Start of Data
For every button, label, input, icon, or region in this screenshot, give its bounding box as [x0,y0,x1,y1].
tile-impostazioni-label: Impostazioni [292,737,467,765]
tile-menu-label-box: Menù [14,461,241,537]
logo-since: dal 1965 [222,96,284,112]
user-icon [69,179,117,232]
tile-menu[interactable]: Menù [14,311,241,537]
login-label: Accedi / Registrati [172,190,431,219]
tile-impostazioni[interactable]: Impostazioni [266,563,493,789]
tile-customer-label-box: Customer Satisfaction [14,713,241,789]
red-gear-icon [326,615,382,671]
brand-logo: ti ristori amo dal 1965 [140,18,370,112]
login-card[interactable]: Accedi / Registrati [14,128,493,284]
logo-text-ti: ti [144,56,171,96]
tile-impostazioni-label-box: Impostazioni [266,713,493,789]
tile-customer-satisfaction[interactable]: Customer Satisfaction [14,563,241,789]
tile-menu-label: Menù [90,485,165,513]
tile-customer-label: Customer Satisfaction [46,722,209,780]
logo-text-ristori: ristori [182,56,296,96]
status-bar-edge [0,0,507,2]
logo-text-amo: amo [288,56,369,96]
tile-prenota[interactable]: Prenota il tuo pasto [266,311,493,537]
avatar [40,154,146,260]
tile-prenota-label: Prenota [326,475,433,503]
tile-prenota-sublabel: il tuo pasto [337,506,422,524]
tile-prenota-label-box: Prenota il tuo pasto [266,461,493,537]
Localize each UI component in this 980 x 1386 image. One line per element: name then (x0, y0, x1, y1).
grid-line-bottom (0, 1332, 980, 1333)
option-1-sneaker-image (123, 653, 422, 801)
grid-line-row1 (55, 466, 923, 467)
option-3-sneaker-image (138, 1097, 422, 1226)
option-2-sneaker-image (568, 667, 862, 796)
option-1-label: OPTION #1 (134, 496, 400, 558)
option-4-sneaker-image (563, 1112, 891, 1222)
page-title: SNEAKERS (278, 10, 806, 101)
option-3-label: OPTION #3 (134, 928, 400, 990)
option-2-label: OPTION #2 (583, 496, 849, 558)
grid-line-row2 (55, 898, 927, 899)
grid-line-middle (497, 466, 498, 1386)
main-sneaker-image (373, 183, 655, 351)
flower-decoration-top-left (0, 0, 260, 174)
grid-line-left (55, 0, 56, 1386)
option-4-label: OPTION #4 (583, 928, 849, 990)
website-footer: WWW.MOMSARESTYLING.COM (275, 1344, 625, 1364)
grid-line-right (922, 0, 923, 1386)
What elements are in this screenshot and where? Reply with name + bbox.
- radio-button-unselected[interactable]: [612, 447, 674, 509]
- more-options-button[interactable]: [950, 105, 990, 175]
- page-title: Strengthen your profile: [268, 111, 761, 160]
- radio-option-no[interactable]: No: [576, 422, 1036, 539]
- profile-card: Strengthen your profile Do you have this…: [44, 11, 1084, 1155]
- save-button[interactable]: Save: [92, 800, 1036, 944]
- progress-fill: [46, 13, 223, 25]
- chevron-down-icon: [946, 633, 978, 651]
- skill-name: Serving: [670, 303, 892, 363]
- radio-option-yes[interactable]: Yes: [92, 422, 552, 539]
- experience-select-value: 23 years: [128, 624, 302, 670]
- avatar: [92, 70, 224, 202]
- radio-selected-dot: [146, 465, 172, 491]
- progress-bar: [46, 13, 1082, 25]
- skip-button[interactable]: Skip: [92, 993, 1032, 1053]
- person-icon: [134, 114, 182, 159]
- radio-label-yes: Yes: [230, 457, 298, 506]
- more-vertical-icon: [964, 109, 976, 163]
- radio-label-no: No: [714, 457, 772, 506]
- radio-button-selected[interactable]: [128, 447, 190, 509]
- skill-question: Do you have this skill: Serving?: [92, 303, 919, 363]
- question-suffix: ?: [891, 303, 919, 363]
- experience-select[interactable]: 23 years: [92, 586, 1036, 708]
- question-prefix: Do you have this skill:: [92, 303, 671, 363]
End of Data
=== What this task involves ===
Pick out every line above that contains the string "grid", treating uppercase and lowercase as different, and copy each of those lines in full.

=== Exercise result ===
grid-line-bottom (0, 1332, 980, 1333)
grid-line-row1 (55, 466, 923, 467)
grid-line-row2 (55, 898, 927, 899)
grid-line-middle (497, 466, 498, 1386)
grid-line-left (55, 0, 56, 1386)
grid-line-right (922, 0, 923, 1386)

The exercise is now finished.